[Problem]:
Set down all of the data that follows word for word, without the images.

[Material]:

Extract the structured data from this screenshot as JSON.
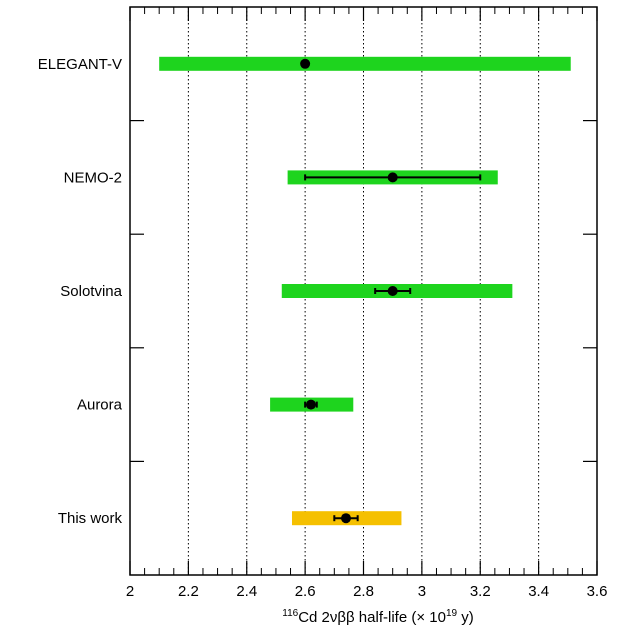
{
  "chart_data": {
    "type": "scatter",
    "orientation": "horizontal",
    "xlabel": {
      "isotope_mass": "116",
      "main": "Cd 2νββ half-life (× 10",
      "exponent": "19",
      "unit": " y)"
    },
    "xlim": [
      2.0,
      3.6
    ],
    "xticks": [
      "2",
      "2.2",
      "2.4",
      "2.6",
      "2.8",
      "3",
      "3.2",
      "3.4",
      "3.6"
    ],
    "grid": "vertical-dotted",
    "measurements": [
      {
        "label": "ELEGANT-V",
        "value": 2.6,
        "stat_err": [
          0.0,
          0.0
        ],
        "band": [
          2.1,
          3.51
        ],
        "band_color": "#1ed41e"
      },
      {
        "label": "NEMO-2",
        "value": 2.9,
        "stat_err": [
          2.6,
          3.2
        ],
        "band": [
          2.54,
          3.26
        ],
        "band_color": "#1ed41e"
      },
      {
        "label": "Solotvina",
        "value": 2.9,
        "stat_err": [
          2.84,
          2.96
        ],
        "band": [
          2.52,
          3.31
        ],
        "band_color": "#1ed41e"
      },
      {
        "label": "Aurora",
        "value": 2.62,
        "stat_err": [
          2.6,
          2.64
        ],
        "band": [
          2.48,
          2.765
        ],
        "band_color": "#1ed41e"
      },
      {
        "label": "This work",
        "value": 2.74,
        "stat_err": [
          2.7,
          2.78
        ],
        "band": [
          2.555,
          2.93
        ],
        "band_color": "#f5c000"
      }
    ]
  }
}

[Full answer]:
Extract the structured data from this screenshot as JSON.
{
  "chart_data": {
    "type": "scatter",
    "orientation": "horizontal",
    "xlabel": {
      "isotope_mass": "116",
      "main": "Cd 2νββ half-life (× 10",
      "exponent": "19",
      "unit": " y)"
    },
    "xlim": [
      2.0,
      3.6
    ],
    "xticks": [
      "2",
      "2.2",
      "2.4",
      "2.6",
      "2.8",
      "3",
      "3.2",
      "3.4",
      "3.6"
    ],
    "grid": "vertical-dotted",
    "measurements": [
      {
        "label": "ELEGANT-V",
        "value": 2.6,
        "stat_err": [
          0.0,
          0.0
        ],
        "band": [
          2.1,
          3.51
        ],
        "band_color": "#1ed41e"
      },
      {
        "label": "NEMO-2",
        "value": 2.9,
        "stat_err": [
          2.6,
          3.2
        ],
        "band": [
          2.54,
          3.26
        ],
        "band_color": "#1ed41e"
      },
      {
        "label": "Solotvina",
        "value": 2.9,
        "stat_err": [
          2.84,
          2.96
        ],
        "band": [
          2.52,
          3.31
        ],
        "band_color": "#1ed41e"
      },
      {
        "label": "Aurora",
        "value": 2.62,
        "stat_err": [
          2.6,
          2.64
        ],
        "band": [
          2.48,
          2.765
        ],
        "band_color": "#1ed41e"
      },
      {
        "label": "This work",
        "value": 2.74,
        "stat_err": [
          2.7,
          2.78
        ],
        "band": [
          2.555,
          2.93
        ],
        "band_color": "#f5c000"
      }
    ]
  }
}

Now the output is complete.